*EXERCISE DETAILS:*
Count how many lines have the word "title" in them. Reply with that number by itself.

··· ITEMS ···

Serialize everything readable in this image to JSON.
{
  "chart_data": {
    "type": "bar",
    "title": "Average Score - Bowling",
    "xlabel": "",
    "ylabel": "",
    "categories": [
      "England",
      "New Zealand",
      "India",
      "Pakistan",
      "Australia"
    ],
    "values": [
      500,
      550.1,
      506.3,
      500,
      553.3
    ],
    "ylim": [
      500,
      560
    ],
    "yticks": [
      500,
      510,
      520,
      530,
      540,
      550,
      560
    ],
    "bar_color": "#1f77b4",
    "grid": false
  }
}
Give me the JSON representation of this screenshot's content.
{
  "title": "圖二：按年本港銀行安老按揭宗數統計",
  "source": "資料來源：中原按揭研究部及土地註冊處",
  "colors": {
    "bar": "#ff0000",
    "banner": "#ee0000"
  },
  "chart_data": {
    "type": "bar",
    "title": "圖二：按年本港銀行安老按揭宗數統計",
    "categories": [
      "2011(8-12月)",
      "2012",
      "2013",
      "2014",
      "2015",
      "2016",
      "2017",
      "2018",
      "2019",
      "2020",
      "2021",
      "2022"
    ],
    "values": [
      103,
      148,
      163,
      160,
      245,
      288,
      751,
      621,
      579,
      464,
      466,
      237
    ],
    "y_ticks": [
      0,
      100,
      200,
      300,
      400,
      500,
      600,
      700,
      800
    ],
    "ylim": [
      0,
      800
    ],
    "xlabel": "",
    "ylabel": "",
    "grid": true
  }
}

···

*EXERCISE RESPONSE:*
3